**Entries from a dataset:**
** Begin **
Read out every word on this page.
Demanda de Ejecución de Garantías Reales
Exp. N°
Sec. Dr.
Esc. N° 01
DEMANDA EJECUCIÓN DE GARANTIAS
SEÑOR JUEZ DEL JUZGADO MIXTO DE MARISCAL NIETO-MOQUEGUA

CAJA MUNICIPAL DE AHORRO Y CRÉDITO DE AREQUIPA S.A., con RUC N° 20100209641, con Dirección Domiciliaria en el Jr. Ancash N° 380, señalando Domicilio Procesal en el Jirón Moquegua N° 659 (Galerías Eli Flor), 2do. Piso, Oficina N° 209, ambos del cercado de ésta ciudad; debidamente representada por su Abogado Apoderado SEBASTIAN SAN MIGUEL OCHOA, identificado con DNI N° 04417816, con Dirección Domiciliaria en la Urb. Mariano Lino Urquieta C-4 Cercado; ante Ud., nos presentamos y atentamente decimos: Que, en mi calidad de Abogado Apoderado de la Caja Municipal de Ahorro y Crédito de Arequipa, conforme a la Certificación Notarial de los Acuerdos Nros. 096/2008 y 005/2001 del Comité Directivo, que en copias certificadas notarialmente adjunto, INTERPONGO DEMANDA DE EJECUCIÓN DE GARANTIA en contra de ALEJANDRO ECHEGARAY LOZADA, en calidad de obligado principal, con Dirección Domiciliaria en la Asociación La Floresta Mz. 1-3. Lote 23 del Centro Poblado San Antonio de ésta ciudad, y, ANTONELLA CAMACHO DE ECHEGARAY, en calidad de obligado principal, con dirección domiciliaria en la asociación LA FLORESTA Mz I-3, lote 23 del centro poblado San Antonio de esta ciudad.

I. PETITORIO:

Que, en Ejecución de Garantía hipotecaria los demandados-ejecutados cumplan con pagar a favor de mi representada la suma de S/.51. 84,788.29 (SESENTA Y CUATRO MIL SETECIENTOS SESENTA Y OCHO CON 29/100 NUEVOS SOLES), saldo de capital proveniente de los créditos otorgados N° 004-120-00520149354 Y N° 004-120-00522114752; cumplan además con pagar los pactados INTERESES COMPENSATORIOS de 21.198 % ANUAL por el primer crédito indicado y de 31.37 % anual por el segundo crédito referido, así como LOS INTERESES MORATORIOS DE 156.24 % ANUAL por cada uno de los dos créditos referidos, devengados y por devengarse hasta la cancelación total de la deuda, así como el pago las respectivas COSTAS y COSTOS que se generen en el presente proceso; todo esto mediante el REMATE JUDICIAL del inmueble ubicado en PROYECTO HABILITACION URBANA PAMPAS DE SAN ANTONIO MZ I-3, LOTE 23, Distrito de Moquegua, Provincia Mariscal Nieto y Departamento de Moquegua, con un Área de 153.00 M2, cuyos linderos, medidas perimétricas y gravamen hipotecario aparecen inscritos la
** End **
**What is required:** Your task is to quote the listing above word for word.

**Task answer:**
Read out every word on this page.
Demanda de Ejecución de Garantías Reales
Exp. N°
Sec. Dr.
Esc. N° 01
DEMANDA EJECUCIÓN DE GARANTIAS
SEÑOR JUEZ DEL JUZGADO MIXTO DE MARISCAL NIETO-MOQUEGUA

CAJA MUNICIPAL DE AHORRO Y CRÉDITO DE AREQUIPA S.A., con RUC N° 20100209641, con Dirección Domiciliaria en el Jr. Ancash N° 380, señalando Domicilio Procesal en el Jirón Moquegua N° 659 (Galerías Eli Flor), 2do. Piso, Oficina N° 209, ambos del cercado de ésta ciudad; debidamente representada por su Abogado Apoderado SEBASTIAN SAN MIGUEL OCHOA, identificado con DNI N° 04417816, con Dirección Domiciliaria en la Urb. Mariano Lino Urquieta C-4 Cercado; ante Ud., nos presentamos y atentamente decimos: Que, en mi calidad de Abogado Apoderado de la Caja Municipal de Ahorro y Crédito de Arequipa, conforme a la Certificación Notarial de los Acuerdos Nros. 096/2008 y 005/2001 del Comité Directivo, que en copias certificadas notarialmente adjunto, INTERPONGO DEMANDA DE EJECUCIÓN DE GARANTIA en contra de ALEJANDRO ECHEGARAY LOZADA, en calidad de obligado principal, con Dirección Domiciliaria en la Asociación La Floresta Mz. 1-3. Lote 23 del Centro Poblado San Antonio de ésta ciudad, y, ANTONELLA CAMACHO DE ECHEGARAY, en calidad de obligado principal, con dirección domiciliaria en la asociación LA FLORESTA Mz I-3, lote 23 del centro poblado San Antonio de esta ciudad.

I. PETITORIO:

Que, en Ejecución de Garantía hipotecaria los demandados-ejecutados cumplan con pagar a favor de mi representada la suma de S/.51. 84,788.29 (SESENTA Y CUATRO MIL SETECIENTOS SESENTA Y OCHO CON 29/100 NUEVOS SOLES), saldo de capital proveniente de los créditos otorgados N° 004-120-00520149354 Y N° 004-120-00522114752; cumplan además con pagar los pactados INTERESES COMPENSATORIOS de 21.198 % ANUAL por el primer crédito indicado y de 31.37 % anual por el segundo crédito referido, así como LOS INTERESES MORATORIOS DE 156.24 % ANUAL por cada uno de los dos créditos referidos, devengados y por devengarse hasta la cancelación total de la deuda, así como el pago las respectivas COSTAS y COSTOS que se generen en el presente proceso; todo esto mediante el REMATE JUDICIAL del inmueble ubicado en PROYECTO HABILITACION URBANA PAMPAS DE SAN ANTONIO MZ I-3, LOTE 23, Distrito de Moquegua, Provincia Mariscal Nieto y Departamento de Moquegua, con un Área de 153.00 M2, cuyos linderos, medidas perimétricas y gravamen hipotecario aparecen inscritos la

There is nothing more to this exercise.